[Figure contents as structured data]
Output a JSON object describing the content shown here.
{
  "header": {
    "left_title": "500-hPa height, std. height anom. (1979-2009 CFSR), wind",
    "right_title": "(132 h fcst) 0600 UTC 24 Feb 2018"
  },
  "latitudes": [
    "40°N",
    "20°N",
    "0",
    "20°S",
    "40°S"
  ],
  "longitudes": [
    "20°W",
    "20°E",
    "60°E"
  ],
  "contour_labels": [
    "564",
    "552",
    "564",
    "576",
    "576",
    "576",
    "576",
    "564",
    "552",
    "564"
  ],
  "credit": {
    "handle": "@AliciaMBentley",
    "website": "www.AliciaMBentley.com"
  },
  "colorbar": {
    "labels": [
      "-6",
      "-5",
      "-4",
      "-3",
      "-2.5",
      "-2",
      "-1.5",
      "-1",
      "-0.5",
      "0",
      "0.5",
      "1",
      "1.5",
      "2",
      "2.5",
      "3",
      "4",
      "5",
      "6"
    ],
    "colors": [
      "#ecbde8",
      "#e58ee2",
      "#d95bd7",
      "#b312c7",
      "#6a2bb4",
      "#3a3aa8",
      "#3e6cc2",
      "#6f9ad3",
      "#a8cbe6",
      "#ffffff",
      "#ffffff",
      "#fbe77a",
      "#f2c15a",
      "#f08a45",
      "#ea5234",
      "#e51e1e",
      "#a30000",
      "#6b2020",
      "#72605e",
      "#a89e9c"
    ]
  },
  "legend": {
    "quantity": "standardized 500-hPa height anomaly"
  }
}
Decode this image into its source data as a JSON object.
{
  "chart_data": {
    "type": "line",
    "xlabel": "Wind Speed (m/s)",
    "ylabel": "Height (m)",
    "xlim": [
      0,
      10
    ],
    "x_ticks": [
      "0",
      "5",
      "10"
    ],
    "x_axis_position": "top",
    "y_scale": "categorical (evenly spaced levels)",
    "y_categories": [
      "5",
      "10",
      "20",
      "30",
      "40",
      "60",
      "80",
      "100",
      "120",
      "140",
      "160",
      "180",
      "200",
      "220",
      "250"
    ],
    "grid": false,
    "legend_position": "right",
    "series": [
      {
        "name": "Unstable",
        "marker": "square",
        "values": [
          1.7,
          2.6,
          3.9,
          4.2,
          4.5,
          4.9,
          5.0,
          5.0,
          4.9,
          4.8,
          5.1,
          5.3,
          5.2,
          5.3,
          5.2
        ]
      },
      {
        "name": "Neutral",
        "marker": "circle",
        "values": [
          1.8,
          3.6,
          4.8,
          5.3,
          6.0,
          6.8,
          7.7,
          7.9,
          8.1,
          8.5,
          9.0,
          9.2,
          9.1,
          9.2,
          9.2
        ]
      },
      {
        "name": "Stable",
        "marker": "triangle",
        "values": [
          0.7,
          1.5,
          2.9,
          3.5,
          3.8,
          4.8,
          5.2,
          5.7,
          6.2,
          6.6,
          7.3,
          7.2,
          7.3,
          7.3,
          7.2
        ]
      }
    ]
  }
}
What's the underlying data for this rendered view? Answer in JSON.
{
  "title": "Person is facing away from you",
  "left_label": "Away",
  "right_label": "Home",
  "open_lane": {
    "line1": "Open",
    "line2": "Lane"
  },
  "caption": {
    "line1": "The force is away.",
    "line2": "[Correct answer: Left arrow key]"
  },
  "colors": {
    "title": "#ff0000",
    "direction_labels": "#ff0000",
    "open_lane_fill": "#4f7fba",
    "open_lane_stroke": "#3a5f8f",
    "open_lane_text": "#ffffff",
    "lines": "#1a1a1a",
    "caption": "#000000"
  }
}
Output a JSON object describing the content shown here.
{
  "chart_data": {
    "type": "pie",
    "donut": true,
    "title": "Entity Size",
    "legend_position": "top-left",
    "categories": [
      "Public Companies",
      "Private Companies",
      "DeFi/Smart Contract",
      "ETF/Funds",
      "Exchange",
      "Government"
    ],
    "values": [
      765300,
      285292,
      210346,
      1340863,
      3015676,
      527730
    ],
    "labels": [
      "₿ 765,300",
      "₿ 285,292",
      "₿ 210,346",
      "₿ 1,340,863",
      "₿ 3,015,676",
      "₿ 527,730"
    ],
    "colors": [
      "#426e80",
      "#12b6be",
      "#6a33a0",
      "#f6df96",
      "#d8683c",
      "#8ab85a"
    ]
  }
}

WRITTEN INSTRUCTION -
Copy out each line exactly.

FULL OUTPUT -
Output a JSON object describing the content shown here.
{
  "header": {
    "left_title": "500-hPa height, std. height anom. (1979-2009 CFSR), wind",
    "right_title": "(132 h fcst) 0600 UTC 24 Feb 2018"
  },
  "latitudes": [
    "40°N",
    "20°N",
    "0",
    "20°S",
    "40°S"
  ],
  "longitudes": [
    "20°W",
    "20°E",
    "60°E"
  ],
  "contour_labels": [
    "564",
    "552",
    "564",
    "576",
    "576",
    "576",
    "576",
    "564",
    "552",
    "564"
  ],
  "credit": {
    "handle": "@AliciaMBentley",
    "website": "www.AliciaMBentley.com"
  },
  "colorbar": {
    "labels": [
      "-6",
      "-5",
      "-4",
      "-3",
      "-2.5",
      "-2",
      "-1.5",
      "-1",
      "-0.5",
      "0",
      "0.5",
      "1",
      "1.5",
      "2",
      "2.5",
      "3",
      "4",
      "5",
      "6"
    ],
    "colors": [
      "#ecbde8",
      "#e58ee2",
      "#d95bd7",
      "#b312c7",
      "#6a2bb4",
      "#3a3aa8",
      "#3e6cc2",
      "#6f9ad3",
      "#a8cbe6",
      "#ffffff",
      "#ffffff",
      "#fbe77a",
      "#f2c15a",
      "#f08a45",
      "#ea5234",
      "#e51e1e",
      "#a30000",
      "#6b2020",
      "#72605e",
      "#a89e9c"
    ]
  },
  "legend": {
    "quantity": "standardized 500-hPa height anomaly"
  }
}
Decode this image into its source data as a JSON object.
{
  "chart_data": {
    "type": "line",
    "xlabel": "Wind Speed (m/s)",
    "ylabel": "Height (m)",
    "xlim": [
      0,
      10
    ],
    "x_ticks": [
      "0",
      "5",
      "10"
    ],
    "x_axis_position": "top",
    "y_scale": "categorical (evenly spaced levels)",
    "y_categories": [
      "5",
      "10",
      "20",
      "30",
      "40",
      "60",
      "80",
      "100",
      "120",
      "140",
      "160",
      "180",
      "200",
      "220",
      "250"
    ],
    "grid": false,
    "legend_position": "right",
    "series": [
      {
        "name": "Unstable",
        "marker": "square",
        "values": [
          1.7,
          2.6,
          3.9,
          4.2,
          4.5,
          4.9,
          5.0,
          5.0,
          4.9,
          4.8,
          5.1,
          5.3,
          5.2,
          5.3,
          5.2
        ]
      },
      {
        "name": "Neutral",
        "marker": "circle",
        "values": [
          1.8,
          3.6,
          4.8,
          5.3,
          6.0,
          6.8,
          7.7,
          7.9,
          8.1,
          8.5,
          9.0,
          9.2,
          9.1,
          9.2,
          9.2
        ]
      },
      {
        "name": "Stable",
        "marker": "triangle",
        "values": [
          0.7,
          1.5,
          2.9,
          3.5,
          3.8,
          4.8,
          5.2,
          5.7,
          6.2,
          6.6,
          7.3,
          7.2,
          7.3,
          7.3,
          7.2
        ]
      }
    ]
  }
}
What's the underlying data for this rendered view? Answer in JSON.
{
  "title": "Person is facing away from you",
  "left_label": "Away",
  "right_label": "Home",
  "open_lane": {
    "line1": "Open",
    "line2": "Lane"
  },
  "caption": {
    "line1": "The force is away.",
    "line2": "[Correct answer: Left arrow key]"
  },
  "colors": {
    "title": "#ff0000",
    "direction_labels": "#ff0000",
    "open_lane_fill": "#4f7fba",
    "open_lane_stroke": "#3a5f8f",
    "open_lane_text": "#ffffff",
    "lines": "#1a1a1a",
    "caption": "#000000"
  }
}
Output a JSON object describing the content shown here.
{
  "chart_data": {
    "type": "pie",
    "donut": true,
    "title": "Entity Size",
    "legend_position": "top-left",
    "categories": [
      "Public Companies",
      "Private Companies",
      "DeFi/Smart Contract",
      "ETF/Funds",
      "Exchange",
      "Government"
    ],
    "values": [
      765300,
      285292,
      210346,
      1340863,
      3015676,
      527730
    ],
    "labels": [
      "₿ 765,300",
      "₿ 285,292",
      "₿ 210,346",
      "₿ 1,340,863",
      "₿ 3,015,676",
      "₿ 527,730"
    ],
    "colors": [
      "#426e80",
      "#12b6be",
      "#6a33a0",
      "#f6df96",
      "#d8683c",
      "#8ab85a"
    ]
  }
}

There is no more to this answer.